- REQUIRED TASK -
Present the following entries again, word for word and in full.

────────

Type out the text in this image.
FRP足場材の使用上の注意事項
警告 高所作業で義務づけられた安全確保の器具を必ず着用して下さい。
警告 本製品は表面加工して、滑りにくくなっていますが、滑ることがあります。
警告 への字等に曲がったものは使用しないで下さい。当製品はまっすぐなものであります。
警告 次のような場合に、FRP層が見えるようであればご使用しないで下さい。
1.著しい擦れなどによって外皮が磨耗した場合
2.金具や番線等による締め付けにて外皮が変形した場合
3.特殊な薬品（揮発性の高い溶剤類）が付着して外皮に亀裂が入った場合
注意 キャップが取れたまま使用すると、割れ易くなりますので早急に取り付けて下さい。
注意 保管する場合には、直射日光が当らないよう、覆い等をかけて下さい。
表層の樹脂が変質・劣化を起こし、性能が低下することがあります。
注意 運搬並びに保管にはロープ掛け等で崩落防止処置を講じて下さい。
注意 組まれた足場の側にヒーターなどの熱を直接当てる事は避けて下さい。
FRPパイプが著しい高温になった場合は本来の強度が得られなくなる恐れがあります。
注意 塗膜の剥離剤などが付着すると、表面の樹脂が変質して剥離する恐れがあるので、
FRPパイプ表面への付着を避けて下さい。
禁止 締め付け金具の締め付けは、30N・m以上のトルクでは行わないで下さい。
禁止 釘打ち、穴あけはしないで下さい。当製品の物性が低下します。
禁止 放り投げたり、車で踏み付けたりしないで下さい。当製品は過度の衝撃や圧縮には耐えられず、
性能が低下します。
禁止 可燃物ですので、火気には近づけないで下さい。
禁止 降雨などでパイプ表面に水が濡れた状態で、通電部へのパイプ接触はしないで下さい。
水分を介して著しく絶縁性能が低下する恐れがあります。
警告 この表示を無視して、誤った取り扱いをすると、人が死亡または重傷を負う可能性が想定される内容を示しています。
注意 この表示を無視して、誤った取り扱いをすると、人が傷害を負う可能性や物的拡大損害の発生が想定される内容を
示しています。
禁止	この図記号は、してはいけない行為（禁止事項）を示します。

────────

- RESULT -
Type out the text in this image.
FRP足場材の使用上の注意事項
警告 高所作業で義務づけられた安全確保の器具を必ず着用して下さい。
警告 本製品は表面加工して、滑りにくくなっていますが、滑ることがあります。
警告 への字等に曲がったものは使用しないで下さい。当製品はまっすぐなものであります。
警告 次のような場合に、FRP層が見えるようであればご使用しないで下さい。
1.著しい擦れなどによって外皮が磨耗した場合
2.金具や番線等による締め付けにて外皮が変形した場合
3.特殊な薬品（揮発性の高い溶剤類）が付着して外皮に亀裂が入った場合
注意 キャップが取れたまま使用すると、割れ易くなりますので早急に取り付けて下さい。
注意 保管する場合には、直射日光が当らないよう、覆い等をかけて下さい。
表層の樹脂が変質・劣化を起こし、性能が低下することがあります。
注意 運搬並びに保管にはロープ掛け等で崩落防止処置を講じて下さい。
注意 組まれた足場の側にヒーターなどの熱を直接当てる事は避けて下さい。
FRPパイプが著しい高温になった場合は本来の強度が得られなくなる恐れがあります。
注意 塗膜の剥離剤などが付着すると、表面の樹脂が変質して剥離する恐れがあるので、
FRPパイプ表面への付着を避けて下さい。
禁止 締め付け金具の締め付けは、30N・m以上のトルクでは行わないで下さい。
禁止 釘打ち、穴あけはしないで下さい。当製品の物性が低下します。
禁止 放り投げたり、車で踏み付けたりしないで下さい。当製品は過度の衝撃や圧縮には耐えられず、
性能が低下します。
禁止 可燃物ですので、火気には近づけないで下さい。
禁止 降雨などでパイプ表面に水が濡れた状態で、通電部へのパイプ接触はしないで下さい。
水分を介して著しく絶縁性能が低下する恐れがあります。
警告 この表示を無視して、誤った取り扱いをすると、人が死亡または重傷を負う可能性が想定される内容を示しています。
注意 この表示を無視して、誤った取り扱いをすると、人が傷害を負う可能性や物的拡大損害の発生が想定される内容を
示しています。
禁止	この図記号は、してはいけない行為（禁止事項）を示します。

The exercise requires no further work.